Data
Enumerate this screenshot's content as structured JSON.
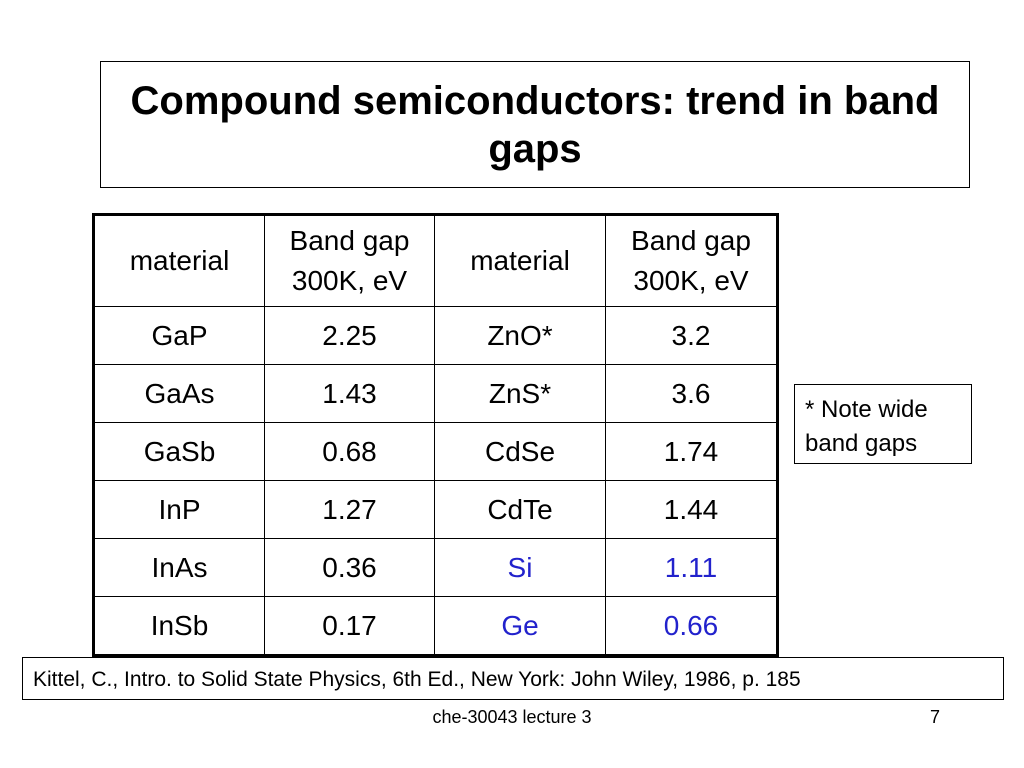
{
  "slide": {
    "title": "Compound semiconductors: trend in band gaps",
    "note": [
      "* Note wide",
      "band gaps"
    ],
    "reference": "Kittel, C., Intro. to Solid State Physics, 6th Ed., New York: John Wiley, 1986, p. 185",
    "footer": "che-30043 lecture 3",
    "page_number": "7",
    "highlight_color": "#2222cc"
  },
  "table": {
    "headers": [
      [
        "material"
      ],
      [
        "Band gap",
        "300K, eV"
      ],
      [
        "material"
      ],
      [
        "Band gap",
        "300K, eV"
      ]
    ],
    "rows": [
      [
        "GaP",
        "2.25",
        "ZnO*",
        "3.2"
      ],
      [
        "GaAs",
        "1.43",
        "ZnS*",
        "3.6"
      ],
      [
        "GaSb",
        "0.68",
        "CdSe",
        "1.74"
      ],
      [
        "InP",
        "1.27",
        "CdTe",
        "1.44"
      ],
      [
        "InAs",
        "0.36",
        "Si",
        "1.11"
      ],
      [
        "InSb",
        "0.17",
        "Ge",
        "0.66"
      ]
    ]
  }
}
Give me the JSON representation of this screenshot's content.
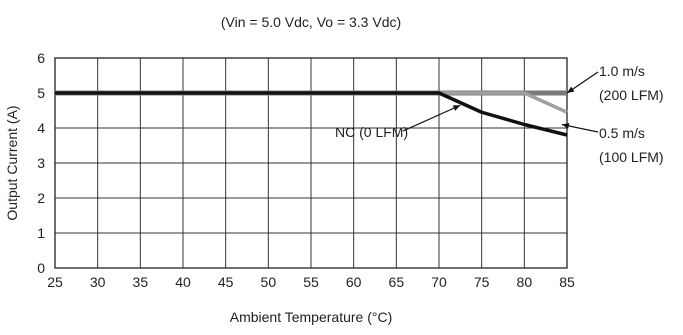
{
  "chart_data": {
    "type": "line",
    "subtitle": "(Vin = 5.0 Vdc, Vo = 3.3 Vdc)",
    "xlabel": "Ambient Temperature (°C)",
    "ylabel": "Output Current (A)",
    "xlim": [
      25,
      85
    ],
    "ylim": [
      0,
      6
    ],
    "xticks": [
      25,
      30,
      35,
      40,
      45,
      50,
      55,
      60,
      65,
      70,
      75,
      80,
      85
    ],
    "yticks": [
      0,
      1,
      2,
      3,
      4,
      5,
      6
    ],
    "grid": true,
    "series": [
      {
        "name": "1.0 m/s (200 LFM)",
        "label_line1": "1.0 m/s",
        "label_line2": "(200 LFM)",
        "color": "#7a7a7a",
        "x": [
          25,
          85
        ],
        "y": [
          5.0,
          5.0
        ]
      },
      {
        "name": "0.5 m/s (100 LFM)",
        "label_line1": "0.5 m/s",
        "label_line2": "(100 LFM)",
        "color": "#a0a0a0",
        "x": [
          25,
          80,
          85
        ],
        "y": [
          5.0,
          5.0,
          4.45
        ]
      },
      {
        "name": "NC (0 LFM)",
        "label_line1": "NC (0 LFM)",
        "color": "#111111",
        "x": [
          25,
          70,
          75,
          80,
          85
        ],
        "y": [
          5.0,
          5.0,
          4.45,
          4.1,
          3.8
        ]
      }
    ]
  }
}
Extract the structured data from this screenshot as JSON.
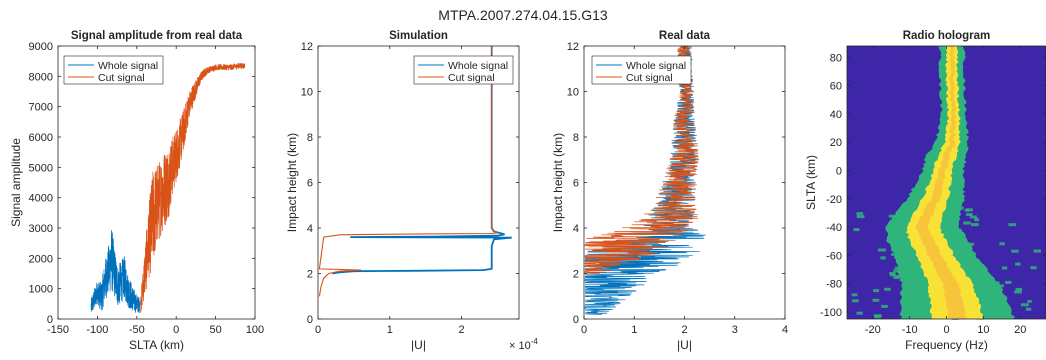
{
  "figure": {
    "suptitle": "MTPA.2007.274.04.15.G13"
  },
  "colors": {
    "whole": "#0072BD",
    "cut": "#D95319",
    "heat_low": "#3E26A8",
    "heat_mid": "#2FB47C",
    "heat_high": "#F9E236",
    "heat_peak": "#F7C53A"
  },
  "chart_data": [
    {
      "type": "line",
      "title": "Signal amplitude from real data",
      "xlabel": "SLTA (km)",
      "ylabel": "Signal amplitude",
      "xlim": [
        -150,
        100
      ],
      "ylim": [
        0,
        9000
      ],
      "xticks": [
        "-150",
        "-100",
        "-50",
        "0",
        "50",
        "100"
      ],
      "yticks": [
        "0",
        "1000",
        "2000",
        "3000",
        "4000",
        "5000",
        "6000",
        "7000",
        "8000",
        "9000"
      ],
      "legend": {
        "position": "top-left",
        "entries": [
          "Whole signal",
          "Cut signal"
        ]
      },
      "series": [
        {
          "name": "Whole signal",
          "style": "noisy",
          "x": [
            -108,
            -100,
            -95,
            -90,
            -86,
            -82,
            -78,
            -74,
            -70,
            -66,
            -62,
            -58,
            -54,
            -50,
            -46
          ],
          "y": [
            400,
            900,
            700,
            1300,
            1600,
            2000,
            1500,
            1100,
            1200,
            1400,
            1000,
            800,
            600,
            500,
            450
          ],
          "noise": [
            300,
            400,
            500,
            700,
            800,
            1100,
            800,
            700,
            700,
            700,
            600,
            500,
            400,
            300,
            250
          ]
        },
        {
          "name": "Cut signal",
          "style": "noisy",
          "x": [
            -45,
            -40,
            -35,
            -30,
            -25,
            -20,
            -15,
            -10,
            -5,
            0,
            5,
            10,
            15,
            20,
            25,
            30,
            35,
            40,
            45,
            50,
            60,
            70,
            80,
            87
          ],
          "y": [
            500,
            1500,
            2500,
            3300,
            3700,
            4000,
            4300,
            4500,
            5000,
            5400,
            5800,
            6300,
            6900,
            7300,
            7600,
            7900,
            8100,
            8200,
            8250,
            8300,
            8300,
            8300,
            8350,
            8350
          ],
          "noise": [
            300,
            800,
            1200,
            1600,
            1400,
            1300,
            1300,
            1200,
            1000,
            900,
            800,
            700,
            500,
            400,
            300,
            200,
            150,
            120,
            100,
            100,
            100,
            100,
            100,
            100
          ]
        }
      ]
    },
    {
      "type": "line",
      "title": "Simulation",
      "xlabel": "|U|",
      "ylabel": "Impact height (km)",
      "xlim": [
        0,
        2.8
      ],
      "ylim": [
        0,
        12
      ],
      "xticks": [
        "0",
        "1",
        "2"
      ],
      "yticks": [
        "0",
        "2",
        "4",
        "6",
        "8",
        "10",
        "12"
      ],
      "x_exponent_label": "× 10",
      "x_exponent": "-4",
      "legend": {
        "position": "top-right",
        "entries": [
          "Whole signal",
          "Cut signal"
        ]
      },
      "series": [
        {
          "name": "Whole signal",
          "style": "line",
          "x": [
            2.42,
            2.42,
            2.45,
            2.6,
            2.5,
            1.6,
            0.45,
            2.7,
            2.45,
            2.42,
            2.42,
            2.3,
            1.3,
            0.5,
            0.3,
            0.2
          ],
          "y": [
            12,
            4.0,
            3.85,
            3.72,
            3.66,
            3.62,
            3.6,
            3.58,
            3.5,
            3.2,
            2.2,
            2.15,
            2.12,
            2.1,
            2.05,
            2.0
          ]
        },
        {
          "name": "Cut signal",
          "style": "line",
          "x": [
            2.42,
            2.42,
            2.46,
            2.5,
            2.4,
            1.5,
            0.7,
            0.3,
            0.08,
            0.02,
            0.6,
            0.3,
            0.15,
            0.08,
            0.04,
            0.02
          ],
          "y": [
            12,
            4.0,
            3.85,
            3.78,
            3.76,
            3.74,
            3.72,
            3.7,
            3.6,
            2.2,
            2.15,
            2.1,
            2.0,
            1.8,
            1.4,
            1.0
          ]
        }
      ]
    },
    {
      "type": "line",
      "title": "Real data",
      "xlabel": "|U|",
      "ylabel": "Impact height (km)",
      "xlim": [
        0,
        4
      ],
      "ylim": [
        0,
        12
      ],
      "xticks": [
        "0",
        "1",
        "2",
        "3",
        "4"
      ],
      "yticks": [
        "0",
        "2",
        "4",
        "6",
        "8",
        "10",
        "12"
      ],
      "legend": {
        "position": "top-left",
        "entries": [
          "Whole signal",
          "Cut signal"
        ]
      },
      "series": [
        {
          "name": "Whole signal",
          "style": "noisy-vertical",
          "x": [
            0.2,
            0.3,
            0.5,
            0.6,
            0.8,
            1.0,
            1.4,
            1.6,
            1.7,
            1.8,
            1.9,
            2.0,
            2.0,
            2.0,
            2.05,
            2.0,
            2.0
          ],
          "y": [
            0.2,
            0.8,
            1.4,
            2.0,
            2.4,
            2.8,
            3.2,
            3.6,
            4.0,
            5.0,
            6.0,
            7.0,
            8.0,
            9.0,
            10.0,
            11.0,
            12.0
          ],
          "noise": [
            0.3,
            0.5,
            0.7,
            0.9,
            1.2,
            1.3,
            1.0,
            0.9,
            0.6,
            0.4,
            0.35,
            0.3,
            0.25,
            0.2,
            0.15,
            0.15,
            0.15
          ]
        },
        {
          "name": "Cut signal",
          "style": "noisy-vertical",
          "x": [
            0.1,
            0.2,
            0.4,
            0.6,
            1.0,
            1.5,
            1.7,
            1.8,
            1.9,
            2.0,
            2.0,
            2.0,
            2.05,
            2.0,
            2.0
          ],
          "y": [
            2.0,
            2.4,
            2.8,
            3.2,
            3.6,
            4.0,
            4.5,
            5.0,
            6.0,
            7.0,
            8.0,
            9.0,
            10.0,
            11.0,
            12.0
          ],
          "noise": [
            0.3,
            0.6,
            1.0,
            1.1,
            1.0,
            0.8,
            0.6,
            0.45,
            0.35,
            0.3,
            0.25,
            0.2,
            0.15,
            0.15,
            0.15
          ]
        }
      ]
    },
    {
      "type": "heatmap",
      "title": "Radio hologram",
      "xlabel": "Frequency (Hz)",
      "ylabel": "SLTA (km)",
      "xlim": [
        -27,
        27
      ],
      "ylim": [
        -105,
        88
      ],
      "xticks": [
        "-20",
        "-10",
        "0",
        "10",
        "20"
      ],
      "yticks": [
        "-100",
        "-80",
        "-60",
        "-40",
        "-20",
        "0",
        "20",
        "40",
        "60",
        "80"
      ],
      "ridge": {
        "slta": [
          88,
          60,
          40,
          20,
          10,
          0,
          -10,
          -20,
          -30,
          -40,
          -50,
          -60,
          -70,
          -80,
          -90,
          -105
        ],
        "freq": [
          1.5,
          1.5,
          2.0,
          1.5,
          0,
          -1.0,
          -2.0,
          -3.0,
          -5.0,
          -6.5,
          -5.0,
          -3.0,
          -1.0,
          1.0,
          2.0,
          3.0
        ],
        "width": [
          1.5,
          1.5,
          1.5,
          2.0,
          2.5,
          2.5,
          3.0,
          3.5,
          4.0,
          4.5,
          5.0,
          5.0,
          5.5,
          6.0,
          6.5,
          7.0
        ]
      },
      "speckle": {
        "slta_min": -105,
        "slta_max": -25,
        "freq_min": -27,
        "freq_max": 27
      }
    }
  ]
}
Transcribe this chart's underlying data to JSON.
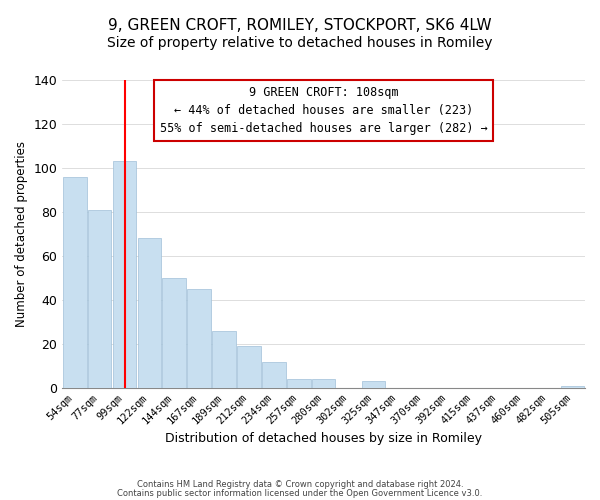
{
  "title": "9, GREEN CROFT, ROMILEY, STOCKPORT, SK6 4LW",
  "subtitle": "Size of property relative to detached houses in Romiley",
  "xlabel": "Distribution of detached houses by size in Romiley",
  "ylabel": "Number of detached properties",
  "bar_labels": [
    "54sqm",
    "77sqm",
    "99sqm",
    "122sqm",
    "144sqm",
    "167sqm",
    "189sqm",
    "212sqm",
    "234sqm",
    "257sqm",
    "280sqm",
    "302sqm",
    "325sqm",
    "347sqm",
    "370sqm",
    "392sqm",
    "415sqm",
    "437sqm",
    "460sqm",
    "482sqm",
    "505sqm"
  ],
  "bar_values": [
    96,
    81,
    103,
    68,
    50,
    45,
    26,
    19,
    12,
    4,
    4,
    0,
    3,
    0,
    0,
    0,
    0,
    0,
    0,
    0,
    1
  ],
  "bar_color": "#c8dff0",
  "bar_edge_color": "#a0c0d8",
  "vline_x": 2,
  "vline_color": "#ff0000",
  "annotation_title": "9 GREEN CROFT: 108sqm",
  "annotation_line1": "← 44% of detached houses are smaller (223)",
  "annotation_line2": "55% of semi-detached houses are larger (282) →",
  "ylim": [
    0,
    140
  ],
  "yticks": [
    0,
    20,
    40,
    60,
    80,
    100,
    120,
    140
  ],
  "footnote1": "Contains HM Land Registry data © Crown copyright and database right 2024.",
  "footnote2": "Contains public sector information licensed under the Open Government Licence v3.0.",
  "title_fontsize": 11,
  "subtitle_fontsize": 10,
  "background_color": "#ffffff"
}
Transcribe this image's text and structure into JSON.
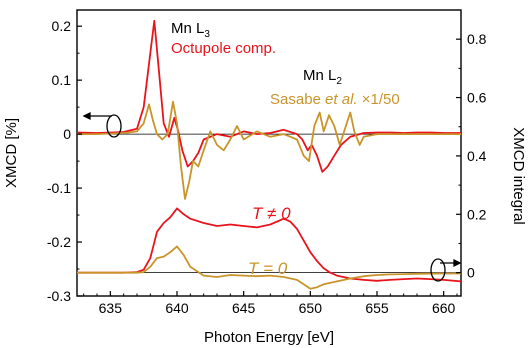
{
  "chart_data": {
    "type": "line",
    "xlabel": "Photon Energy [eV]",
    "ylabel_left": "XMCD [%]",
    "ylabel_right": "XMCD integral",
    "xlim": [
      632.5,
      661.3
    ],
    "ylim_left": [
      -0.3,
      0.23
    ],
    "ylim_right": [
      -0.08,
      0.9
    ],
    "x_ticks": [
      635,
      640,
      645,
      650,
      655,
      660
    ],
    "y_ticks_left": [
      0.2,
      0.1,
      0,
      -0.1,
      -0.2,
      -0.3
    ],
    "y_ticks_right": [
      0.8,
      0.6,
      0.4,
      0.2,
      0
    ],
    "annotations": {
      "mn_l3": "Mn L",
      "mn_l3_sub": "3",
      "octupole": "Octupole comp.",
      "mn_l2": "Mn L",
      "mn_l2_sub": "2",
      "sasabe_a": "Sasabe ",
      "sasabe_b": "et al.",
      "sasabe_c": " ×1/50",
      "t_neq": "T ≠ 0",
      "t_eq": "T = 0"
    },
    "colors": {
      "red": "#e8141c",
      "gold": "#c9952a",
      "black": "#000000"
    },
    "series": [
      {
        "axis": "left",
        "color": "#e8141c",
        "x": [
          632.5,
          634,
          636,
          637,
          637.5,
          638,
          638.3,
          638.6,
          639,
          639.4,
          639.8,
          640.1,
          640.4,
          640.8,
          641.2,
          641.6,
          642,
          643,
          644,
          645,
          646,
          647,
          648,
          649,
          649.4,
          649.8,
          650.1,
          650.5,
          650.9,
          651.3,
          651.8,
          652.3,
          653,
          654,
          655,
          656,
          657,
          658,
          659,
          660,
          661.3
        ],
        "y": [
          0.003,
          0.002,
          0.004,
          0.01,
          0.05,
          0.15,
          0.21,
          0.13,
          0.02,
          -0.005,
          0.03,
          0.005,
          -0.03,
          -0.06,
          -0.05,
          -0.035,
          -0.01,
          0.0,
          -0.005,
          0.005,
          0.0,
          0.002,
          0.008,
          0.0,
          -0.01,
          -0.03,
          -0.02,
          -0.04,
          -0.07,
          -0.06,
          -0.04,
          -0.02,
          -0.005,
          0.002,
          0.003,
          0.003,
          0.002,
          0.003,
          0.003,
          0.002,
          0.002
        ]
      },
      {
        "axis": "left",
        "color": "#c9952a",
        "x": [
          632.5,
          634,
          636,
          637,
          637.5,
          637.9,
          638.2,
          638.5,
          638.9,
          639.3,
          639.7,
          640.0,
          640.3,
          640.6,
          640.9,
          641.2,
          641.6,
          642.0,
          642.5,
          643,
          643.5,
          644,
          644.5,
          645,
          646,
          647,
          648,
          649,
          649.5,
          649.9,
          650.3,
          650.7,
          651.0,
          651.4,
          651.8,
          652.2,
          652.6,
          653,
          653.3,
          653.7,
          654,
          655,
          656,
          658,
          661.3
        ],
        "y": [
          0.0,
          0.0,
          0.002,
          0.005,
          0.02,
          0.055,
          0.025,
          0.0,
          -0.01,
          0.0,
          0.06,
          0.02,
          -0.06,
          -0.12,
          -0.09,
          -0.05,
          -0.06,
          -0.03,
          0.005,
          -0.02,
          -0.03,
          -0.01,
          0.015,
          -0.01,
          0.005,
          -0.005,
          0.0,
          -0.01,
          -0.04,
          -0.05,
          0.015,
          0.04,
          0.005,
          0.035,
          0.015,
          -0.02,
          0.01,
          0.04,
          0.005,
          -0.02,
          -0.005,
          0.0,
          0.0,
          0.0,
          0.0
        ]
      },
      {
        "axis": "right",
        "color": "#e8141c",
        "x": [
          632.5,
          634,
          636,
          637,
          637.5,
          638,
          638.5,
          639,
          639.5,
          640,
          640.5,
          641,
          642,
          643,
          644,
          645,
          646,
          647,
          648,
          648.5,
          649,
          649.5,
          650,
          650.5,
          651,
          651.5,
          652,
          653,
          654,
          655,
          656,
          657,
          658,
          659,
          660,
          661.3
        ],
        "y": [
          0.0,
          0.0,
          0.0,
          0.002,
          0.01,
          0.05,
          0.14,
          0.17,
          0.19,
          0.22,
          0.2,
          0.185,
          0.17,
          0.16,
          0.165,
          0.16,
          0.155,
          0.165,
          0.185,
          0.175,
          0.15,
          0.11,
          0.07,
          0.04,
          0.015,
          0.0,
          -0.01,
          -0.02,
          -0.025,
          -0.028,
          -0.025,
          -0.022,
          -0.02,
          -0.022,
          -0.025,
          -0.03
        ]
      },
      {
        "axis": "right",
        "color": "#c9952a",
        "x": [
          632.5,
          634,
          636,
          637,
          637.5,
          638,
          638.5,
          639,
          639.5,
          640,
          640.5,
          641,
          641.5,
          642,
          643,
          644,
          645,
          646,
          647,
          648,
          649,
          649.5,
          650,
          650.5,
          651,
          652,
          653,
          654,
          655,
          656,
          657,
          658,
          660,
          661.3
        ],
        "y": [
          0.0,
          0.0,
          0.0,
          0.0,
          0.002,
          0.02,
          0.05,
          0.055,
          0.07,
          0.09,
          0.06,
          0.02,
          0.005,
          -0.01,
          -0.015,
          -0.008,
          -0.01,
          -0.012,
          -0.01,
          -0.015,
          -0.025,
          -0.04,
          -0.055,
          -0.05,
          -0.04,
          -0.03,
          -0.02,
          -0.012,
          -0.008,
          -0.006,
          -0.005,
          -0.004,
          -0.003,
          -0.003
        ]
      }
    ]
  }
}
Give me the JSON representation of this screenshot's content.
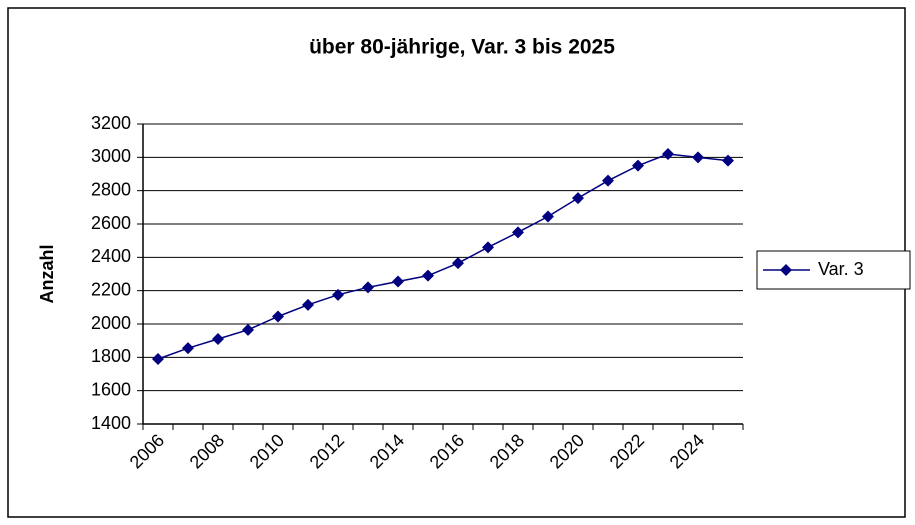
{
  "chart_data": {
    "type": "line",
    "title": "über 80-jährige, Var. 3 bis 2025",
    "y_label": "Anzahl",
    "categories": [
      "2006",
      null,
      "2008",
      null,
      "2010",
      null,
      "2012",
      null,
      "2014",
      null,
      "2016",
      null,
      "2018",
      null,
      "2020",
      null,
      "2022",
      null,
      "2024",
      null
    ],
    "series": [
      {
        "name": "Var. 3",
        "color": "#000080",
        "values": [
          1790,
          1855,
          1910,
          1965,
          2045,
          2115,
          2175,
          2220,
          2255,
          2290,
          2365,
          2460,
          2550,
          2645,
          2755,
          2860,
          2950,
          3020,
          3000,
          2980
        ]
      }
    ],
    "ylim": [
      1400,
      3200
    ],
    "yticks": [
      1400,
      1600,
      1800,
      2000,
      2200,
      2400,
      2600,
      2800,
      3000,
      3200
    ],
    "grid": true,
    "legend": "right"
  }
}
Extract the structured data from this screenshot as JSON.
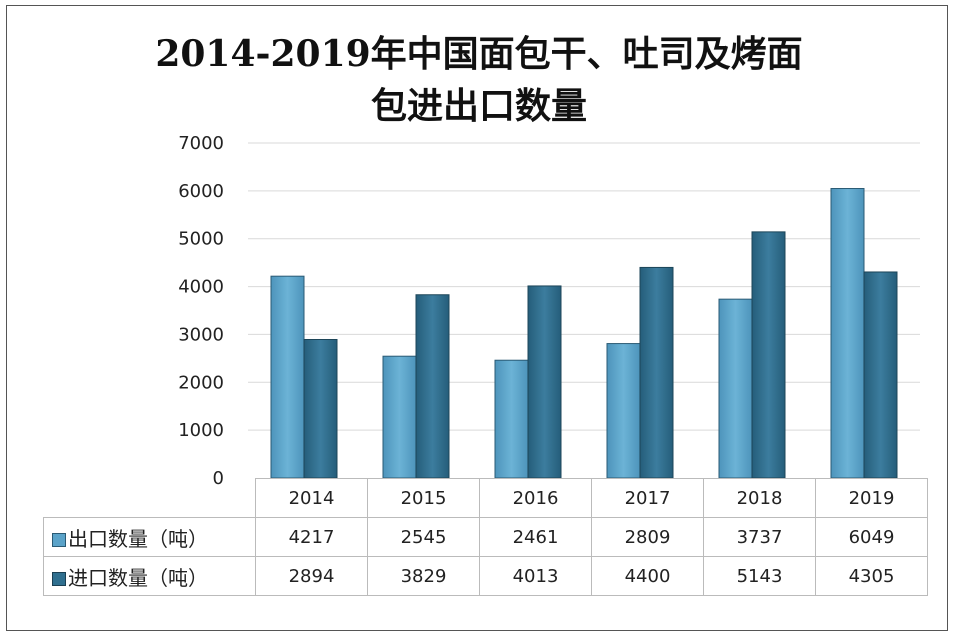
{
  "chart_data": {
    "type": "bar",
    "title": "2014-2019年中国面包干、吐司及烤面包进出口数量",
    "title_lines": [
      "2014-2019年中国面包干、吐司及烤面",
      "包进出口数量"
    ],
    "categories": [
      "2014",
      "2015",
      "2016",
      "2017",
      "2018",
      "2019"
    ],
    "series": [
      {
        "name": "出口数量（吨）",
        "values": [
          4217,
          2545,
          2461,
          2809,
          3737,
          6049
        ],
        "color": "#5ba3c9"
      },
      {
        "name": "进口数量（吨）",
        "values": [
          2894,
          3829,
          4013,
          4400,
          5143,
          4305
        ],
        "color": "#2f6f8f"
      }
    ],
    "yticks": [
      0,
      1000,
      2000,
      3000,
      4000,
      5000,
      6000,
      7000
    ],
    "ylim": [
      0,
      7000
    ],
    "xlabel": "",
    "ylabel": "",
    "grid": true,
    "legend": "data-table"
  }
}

What the exercise asks
Pull out each line holding the string "amplitude".

Written answer
      "title": "Signal amplitude from real data",
      "ylabel": "Signal amplitude",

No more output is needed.